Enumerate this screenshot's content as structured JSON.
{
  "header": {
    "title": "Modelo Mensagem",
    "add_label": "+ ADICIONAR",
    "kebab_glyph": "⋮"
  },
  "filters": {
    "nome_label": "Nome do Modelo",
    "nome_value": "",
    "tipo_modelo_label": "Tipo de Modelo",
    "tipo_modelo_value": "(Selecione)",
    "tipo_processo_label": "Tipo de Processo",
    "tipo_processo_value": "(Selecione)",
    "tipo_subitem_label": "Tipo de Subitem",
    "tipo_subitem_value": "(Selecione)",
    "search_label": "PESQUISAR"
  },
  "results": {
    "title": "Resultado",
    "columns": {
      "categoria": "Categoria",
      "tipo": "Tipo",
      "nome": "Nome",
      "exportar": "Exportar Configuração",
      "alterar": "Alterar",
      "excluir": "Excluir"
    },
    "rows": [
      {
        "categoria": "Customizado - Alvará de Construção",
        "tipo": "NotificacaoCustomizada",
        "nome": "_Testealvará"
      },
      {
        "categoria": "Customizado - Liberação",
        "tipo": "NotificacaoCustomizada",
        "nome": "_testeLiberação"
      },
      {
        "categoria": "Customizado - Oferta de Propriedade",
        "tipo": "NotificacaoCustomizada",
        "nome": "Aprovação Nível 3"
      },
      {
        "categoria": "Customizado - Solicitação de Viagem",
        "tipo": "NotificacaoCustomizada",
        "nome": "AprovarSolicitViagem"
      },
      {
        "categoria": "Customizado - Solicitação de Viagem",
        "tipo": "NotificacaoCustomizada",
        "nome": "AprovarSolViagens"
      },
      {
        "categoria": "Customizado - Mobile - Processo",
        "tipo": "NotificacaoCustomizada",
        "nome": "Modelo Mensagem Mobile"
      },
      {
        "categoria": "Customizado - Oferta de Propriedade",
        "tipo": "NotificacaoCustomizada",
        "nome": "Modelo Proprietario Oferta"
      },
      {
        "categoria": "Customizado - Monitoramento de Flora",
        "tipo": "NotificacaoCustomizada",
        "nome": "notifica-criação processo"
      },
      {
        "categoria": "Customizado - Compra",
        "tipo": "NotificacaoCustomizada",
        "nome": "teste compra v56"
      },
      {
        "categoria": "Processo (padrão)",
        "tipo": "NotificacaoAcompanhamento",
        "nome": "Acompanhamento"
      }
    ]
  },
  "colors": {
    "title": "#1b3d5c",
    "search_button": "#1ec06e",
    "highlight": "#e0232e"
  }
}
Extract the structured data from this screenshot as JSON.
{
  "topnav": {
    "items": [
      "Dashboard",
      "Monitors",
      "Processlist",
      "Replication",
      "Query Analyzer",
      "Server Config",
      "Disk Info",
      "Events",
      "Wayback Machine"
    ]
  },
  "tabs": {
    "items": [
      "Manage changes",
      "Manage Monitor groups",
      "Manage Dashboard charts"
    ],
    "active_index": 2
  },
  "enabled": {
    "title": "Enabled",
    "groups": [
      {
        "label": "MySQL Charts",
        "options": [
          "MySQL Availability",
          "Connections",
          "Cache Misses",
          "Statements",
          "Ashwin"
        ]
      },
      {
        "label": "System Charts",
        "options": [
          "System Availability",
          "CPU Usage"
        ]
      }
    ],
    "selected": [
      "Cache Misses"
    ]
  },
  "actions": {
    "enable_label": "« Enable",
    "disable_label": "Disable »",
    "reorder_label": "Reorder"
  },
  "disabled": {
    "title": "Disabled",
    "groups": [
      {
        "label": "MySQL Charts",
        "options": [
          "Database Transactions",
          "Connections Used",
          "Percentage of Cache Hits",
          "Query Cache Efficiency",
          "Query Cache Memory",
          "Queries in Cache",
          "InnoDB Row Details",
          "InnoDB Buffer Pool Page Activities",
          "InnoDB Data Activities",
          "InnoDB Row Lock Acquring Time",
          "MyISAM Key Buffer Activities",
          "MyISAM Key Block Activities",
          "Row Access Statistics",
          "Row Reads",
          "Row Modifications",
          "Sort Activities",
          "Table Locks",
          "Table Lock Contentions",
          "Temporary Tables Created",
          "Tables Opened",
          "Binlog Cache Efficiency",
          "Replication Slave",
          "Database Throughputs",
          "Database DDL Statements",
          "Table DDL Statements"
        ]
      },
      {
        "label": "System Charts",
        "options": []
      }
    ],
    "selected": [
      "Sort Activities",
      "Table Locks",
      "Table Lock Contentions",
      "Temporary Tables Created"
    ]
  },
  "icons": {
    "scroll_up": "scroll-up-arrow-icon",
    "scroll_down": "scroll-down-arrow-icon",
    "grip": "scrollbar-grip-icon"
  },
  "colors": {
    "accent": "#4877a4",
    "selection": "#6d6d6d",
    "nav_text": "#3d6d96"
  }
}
════
:: STATED TASK ::
Copy the entries above exactly, leaving none out.

:: ANSWER TO THE PROBLEM ::
Enumerate this screenshot's content as structured JSON.
{
  "header": {
    "title": "Modelo Mensagem",
    "add_label": "+ ADICIONAR",
    "kebab_glyph": "⋮"
  },
  "filters": {
    "nome_label": "Nome do Modelo",
    "nome_value": "",
    "tipo_modelo_label": "Tipo de Modelo",
    "tipo_modelo_value": "(Selecione)",
    "tipo_processo_label": "Tipo de Processo",
    "tipo_processo_value": "(Selecione)",
    "tipo_subitem_label": "Tipo de Subitem",
    "tipo_subitem_value": "(Selecione)",
    "search_label": "PESQUISAR"
  },
  "results": {
    "title": "Resultado",
    "columns": {
      "categoria": "Categoria",
      "tipo": "Tipo",
      "nome": "Nome",
      "exportar": "Exportar Configuração",
      "alterar": "Alterar",
      "excluir": "Excluir"
    },
    "rows": [
      {
        "categoria": "Customizado - Alvará de Construção",
        "tipo": "NotificacaoCustomizada",
        "nome": "_Testealvará"
      },
      {
        "categoria": "Customizado - Liberação",
        "tipo": "NotificacaoCustomizada",
        "nome": "_testeLiberação"
      },
      {
        "categoria": "Customizado - Oferta de Propriedade",
        "tipo": "NotificacaoCustomizada",
        "nome": "Aprovação Nível 3"
      },
      {
        "categoria": "Customizado - Solicitação de Viagem",
        "tipo": "NotificacaoCustomizada",
        "nome": "AprovarSolicitViagem"
      },
      {
        "categoria": "Customizado - Solicitação de Viagem",
        "tipo": "NotificacaoCustomizada",
        "nome": "AprovarSolViagens"
      },
      {
        "categoria": "Customizado - Mobile - Processo",
        "tipo": "NotificacaoCustomizada",
        "nome": "Modelo Mensagem Mobile"
      },
      {
        "categoria": "Customizado - Oferta de Propriedade",
        "tipo": "NotificacaoCustomizada",
        "nome": "Modelo Proprietario Oferta"
      },
      {
        "categoria": "Customizado - Monitoramento de Flora",
        "tipo": "NotificacaoCustomizada",
        "nome": "notifica-criação processo"
      },
      {
        "categoria": "Customizado - Compra",
        "tipo": "NotificacaoCustomizada",
        "nome": "teste compra v56"
      },
      {
        "categoria": "Processo (padrão)",
        "tipo": "NotificacaoAcompanhamento",
        "nome": "Acompanhamento"
      }
    ]
  },
  "colors": {
    "title": "#1b3d5c",
    "search_button": "#1ec06e",
    "highlight": "#e0232e"
  }
}
Extract the structured data from this screenshot as JSON.
{
  "topnav": {
    "items": [
      "Dashboard",
      "Monitors",
      "Processlist",
      "Replication",
      "Query Analyzer",
      "Server Config",
      "Disk Info",
      "Events",
      "Wayback Machine"
    ]
  },
  "tabs": {
    "items": [
      "Manage changes",
      "Manage Monitor groups",
      "Manage Dashboard charts"
    ],
    "active_index": 2
  },
  "enabled": {
    "title": "Enabled",
    "groups": [
      {
        "label": "MySQL Charts",
        "options": [
          "MySQL Availability",
          "Connections",
          "Cache Misses",
          "Statements",
          "Ashwin"
        ]
      },
      {
        "label": "System Charts",
        "options": [
          "System Availability",
          "CPU Usage"
        ]
      }
    ],
    "selected": [
      "Cache Misses"
    ]
  },
  "actions": {
    "enable_label": "« Enable",
    "disable_label": "Disable »",
    "reorder_label": "Reorder"
  },
  "disabled": {
    "title": "Disabled",
    "groups": [
      {
        "label": "MySQL Charts",
        "options": [
          "Database Transactions",
          "Connections Used",
          "Percentage of Cache Hits",
          "Query Cache Efficiency",
          "Query Cache Memory",
          "Queries in Cache",
          "InnoDB Row Details",
          "InnoDB Buffer Pool Page Activities",
          "InnoDB Data Activities",
          "InnoDB Row Lock Acquring Time",
          "MyISAM Key Buffer Activities",
          "MyISAM Key Block Activities",
          "Row Access Statistics",
          "Row Reads",
          "Row Modifications",
          "Sort Activities",
          "Table Locks",
          "Table Lock Contentions",
          "Temporary Tables Created",
          "Tables Opened",
          "Binlog Cache Efficiency",
          "Replication Slave",
          "Database Throughputs",
          "Database DDL Statements",
          "Table DDL Statements"
        ]
      },
      {
        "label": "System Charts",
        "options": []
      }
    ],
    "selected": [
      "Sort Activities",
      "Table Locks",
      "Table Lock Contentions",
      "Temporary Tables Created"
    ]
  },
  "icons": {
    "scroll_up": "scroll-up-arrow-icon",
    "scroll_down": "scroll-down-arrow-icon",
    "grip": "scrollbar-grip-icon"
  },
  "colors": {
    "accent": "#4877a4",
    "selection": "#6d6d6d",
    "nav_text": "#3d6d96"
  }
}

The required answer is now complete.